# PROBLEM REQUIREMENTS
Each line that contains the string "صحيح" counts once; report how many such lines appear in the data, as a number only.

# PROVIDED RECORDS
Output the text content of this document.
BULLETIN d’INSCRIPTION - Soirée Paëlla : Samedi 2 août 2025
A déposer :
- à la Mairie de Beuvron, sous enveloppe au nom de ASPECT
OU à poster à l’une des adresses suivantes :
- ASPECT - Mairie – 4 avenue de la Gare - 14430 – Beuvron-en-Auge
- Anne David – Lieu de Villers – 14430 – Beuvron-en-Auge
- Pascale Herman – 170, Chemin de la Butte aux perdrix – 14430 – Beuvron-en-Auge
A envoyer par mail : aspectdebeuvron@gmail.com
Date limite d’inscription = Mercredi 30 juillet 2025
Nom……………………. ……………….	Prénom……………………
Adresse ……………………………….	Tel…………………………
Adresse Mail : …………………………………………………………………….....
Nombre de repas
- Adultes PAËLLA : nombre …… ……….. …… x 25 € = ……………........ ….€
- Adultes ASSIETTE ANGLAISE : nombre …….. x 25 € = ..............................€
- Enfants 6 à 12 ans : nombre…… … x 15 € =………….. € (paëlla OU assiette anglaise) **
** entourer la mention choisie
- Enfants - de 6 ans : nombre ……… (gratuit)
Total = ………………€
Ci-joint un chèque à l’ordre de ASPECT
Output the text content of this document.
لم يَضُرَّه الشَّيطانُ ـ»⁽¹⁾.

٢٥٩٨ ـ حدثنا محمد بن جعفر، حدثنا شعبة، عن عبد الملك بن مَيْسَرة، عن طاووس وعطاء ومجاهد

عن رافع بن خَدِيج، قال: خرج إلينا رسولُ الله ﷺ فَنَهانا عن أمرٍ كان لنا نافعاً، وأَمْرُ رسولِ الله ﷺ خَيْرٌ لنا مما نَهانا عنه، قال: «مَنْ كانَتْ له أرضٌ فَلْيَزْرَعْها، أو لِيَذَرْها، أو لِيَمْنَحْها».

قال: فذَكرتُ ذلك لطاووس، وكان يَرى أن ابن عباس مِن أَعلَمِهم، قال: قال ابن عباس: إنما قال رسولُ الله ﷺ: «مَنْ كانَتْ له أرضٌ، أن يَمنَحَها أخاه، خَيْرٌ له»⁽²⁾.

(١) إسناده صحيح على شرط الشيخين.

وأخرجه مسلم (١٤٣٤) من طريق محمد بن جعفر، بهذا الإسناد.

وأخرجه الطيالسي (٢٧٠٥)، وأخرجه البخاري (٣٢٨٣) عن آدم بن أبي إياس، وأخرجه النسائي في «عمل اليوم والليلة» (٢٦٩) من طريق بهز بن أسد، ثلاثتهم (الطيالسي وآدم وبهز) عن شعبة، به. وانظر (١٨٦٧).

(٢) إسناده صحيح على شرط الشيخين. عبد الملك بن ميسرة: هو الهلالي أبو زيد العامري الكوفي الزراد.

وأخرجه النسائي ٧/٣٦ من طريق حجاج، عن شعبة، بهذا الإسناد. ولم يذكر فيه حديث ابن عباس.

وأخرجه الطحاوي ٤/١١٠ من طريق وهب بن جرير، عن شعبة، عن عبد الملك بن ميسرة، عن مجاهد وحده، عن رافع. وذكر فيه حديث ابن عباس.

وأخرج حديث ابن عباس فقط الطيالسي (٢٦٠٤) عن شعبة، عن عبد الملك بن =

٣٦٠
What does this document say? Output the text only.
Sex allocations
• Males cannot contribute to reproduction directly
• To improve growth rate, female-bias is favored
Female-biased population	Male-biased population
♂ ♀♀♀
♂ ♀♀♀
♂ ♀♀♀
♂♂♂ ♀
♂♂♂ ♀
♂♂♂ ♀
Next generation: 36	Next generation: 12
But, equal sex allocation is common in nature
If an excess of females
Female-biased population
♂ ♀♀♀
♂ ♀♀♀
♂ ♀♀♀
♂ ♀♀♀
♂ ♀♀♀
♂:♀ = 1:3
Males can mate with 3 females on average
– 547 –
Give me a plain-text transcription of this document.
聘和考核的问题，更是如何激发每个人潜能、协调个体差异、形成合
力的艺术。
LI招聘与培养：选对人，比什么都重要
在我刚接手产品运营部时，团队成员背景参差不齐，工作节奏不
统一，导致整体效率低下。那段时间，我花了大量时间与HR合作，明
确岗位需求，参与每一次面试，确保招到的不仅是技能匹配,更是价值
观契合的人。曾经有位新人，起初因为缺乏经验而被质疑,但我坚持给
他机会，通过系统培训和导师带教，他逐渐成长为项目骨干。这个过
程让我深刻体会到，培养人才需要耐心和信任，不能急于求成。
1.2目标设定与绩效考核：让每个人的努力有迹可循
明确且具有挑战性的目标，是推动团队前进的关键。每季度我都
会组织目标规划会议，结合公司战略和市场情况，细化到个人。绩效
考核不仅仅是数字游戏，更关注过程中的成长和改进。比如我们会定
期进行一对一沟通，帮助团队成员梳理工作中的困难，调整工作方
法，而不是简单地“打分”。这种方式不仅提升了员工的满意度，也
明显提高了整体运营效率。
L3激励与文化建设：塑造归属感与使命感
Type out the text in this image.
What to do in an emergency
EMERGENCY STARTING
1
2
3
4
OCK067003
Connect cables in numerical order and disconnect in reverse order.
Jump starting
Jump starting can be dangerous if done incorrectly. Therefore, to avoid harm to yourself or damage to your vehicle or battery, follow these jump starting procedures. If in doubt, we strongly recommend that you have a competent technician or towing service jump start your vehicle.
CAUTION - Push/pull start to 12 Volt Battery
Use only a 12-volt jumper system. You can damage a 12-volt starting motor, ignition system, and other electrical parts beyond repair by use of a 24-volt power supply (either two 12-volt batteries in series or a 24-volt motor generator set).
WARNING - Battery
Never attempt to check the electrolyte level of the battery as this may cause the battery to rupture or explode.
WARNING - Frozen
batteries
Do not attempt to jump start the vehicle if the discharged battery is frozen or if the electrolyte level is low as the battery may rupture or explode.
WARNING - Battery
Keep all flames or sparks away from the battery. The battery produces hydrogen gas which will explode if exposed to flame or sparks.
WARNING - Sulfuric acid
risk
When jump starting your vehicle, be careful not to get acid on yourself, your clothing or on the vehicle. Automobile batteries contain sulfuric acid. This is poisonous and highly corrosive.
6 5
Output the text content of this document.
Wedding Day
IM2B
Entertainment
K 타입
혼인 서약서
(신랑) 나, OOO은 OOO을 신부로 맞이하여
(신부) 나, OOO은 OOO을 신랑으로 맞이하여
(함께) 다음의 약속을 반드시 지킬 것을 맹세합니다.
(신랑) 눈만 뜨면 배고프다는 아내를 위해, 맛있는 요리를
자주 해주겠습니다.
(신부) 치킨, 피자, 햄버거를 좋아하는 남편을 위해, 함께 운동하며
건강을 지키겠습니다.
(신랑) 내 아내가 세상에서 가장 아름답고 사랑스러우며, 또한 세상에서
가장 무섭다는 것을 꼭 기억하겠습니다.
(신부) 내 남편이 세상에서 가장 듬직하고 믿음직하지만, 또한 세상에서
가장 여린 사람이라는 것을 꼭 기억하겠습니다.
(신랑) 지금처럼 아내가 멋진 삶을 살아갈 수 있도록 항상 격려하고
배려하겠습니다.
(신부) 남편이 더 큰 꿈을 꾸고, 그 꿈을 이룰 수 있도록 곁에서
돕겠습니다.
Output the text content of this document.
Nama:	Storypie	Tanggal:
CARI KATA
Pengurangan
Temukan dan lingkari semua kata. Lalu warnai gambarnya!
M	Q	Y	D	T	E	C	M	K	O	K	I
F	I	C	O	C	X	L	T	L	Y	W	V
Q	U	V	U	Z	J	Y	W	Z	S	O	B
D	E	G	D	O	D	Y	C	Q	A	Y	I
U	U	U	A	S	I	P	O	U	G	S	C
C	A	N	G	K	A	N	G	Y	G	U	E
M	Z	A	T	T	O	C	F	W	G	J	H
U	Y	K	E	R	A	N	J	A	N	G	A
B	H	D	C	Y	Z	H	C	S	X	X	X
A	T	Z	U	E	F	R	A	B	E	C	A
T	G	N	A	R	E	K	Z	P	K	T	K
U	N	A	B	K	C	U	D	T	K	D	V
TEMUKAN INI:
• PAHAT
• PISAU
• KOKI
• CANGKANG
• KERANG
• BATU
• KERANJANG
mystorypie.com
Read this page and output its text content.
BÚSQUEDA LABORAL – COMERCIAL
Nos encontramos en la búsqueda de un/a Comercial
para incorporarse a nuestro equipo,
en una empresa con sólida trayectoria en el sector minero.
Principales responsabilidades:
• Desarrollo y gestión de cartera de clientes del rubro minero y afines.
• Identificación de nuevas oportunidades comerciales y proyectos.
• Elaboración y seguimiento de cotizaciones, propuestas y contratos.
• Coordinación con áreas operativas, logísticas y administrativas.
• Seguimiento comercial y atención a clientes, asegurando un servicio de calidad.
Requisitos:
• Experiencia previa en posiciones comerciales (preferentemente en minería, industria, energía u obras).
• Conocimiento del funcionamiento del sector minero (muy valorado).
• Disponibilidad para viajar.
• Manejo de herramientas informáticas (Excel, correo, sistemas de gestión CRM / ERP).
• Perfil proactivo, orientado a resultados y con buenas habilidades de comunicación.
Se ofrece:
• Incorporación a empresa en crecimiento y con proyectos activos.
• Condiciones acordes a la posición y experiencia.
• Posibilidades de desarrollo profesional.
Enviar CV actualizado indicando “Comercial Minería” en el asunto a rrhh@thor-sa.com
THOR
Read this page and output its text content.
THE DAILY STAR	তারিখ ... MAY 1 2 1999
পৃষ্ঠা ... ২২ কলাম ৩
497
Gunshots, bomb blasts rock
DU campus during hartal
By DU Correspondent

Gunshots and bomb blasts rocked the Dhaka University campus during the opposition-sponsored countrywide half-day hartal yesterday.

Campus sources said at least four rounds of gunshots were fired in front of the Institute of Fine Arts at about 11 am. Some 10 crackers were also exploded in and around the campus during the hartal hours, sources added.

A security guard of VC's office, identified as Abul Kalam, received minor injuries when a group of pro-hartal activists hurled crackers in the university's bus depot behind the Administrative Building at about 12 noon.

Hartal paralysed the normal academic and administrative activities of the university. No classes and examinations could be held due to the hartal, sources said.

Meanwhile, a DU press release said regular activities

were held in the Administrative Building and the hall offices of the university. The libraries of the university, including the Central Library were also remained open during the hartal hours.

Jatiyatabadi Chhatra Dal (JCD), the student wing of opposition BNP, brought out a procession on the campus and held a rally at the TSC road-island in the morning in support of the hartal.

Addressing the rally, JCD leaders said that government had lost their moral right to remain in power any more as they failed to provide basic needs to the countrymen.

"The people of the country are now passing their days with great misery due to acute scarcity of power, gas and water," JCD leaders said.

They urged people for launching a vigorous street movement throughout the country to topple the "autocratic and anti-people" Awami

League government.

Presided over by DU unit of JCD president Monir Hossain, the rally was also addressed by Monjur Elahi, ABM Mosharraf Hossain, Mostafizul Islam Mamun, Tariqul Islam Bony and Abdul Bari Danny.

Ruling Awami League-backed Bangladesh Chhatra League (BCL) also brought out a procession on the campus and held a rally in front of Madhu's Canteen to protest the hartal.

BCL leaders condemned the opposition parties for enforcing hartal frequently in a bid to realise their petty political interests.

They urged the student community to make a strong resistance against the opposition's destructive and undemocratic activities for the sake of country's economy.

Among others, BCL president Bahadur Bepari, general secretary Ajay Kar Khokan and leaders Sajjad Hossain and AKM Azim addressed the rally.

# WORKED ANSWER
2